**SHORT PROBLEM**. Output the lines that follow exactly as they are.

**DATA SHOWN**.

"""

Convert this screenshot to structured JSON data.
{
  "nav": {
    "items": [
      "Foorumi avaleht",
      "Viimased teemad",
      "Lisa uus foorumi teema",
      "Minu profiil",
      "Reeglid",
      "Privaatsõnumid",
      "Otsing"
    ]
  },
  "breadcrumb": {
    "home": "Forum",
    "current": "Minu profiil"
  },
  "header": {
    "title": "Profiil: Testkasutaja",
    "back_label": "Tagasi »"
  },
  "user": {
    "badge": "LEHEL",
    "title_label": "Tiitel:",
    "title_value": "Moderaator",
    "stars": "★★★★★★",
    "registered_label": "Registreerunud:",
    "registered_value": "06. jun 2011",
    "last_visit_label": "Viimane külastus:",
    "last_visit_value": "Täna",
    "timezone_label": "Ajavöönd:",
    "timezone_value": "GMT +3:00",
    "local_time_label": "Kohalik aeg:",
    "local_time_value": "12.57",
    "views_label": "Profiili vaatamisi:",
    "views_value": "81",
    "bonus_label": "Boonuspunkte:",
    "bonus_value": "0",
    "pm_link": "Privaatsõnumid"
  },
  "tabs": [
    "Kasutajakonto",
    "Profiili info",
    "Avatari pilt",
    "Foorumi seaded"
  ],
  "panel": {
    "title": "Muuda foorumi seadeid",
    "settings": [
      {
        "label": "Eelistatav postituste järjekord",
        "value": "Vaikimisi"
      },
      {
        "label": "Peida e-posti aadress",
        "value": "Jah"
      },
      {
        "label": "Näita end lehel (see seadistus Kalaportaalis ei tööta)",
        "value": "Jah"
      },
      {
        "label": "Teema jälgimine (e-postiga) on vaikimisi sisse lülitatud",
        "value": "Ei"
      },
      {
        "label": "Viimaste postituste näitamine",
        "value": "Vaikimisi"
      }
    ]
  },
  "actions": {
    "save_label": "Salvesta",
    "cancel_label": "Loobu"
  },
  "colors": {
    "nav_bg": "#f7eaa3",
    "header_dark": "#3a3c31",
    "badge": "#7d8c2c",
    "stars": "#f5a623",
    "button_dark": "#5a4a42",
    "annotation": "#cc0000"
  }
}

"""

**EXPECTED OUTPUT**.
Convert this screenshot to structured JSON data.
{
  "nav": {
    "items": [
      "Foorumi avaleht",
      "Viimased teemad",
      "Lisa uus foorumi teema",
      "Minu profiil",
      "Reeglid",
      "Privaatsõnumid",
      "Otsing"
    ]
  },
  "breadcrumb": {
    "home": "Forum",
    "current": "Minu profiil"
  },
  "header": {
    "title": "Profiil: Testkasutaja",
    "back_label": "Tagasi »"
  },
  "user": {
    "badge": "LEHEL",
    "title_label": "Tiitel:",
    "title_value": "Moderaator",
    "stars": "★★★★★★",
    "registered_label": "Registreerunud:",
    "registered_value": "06. jun 2011",
    "last_visit_label": "Viimane külastus:",
    "last_visit_value": "Täna",
    "timezone_label": "Ajavöönd:",
    "timezone_value": "GMT +3:00",
    "local_time_label": "Kohalik aeg:",
    "local_time_value": "12.57",
    "views_label": "Profiili vaatamisi:",
    "views_value": "81",
    "bonus_label": "Boonuspunkte:",
    "bonus_value": "0",
    "pm_link": "Privaatsõnumid"
  },
  "tabs": [
    "Kasutajakonto",
    "Profiili info",
    "Avatari pilt",
    "Foorumi seaded"
  ],
  "panel": {
    "title": "Muuda foorumi seadeid",
    "settings": [
      {
        "label": "Eelistatav postituste järjekord",
        "value": "Vaikimisi"
      },
      {
        "label": "Peida e-posti aadress",
        "value": "Jah"
      },
      {
        "label": "Näita end lehel (see seadistus Kalaportaalis ei tööta)",
        "value": "Jah"
      },
      {
        "label": "Teema jälgimine (e-postiga) on vaikimisi sisse lülitatud",
        "value": "Ei"
      },
      {
        "label": "Viimaste postituste näitamine",
        "value": "Vaikimisi"
      }
    ]
  },
  "actions": {
    "save_label": "Salvesta",
    "cancel_label": "Loobu"
  },
  "colors": {
    "nav_bg": "#f7eaa3",
    "header_dark": "#3a3c31",
    "badge": "#7d8c2c",
    "stars": "#f5a623",
    "button_dark": "#5a4a42",
    "annotation": "#cc0000"
  }
}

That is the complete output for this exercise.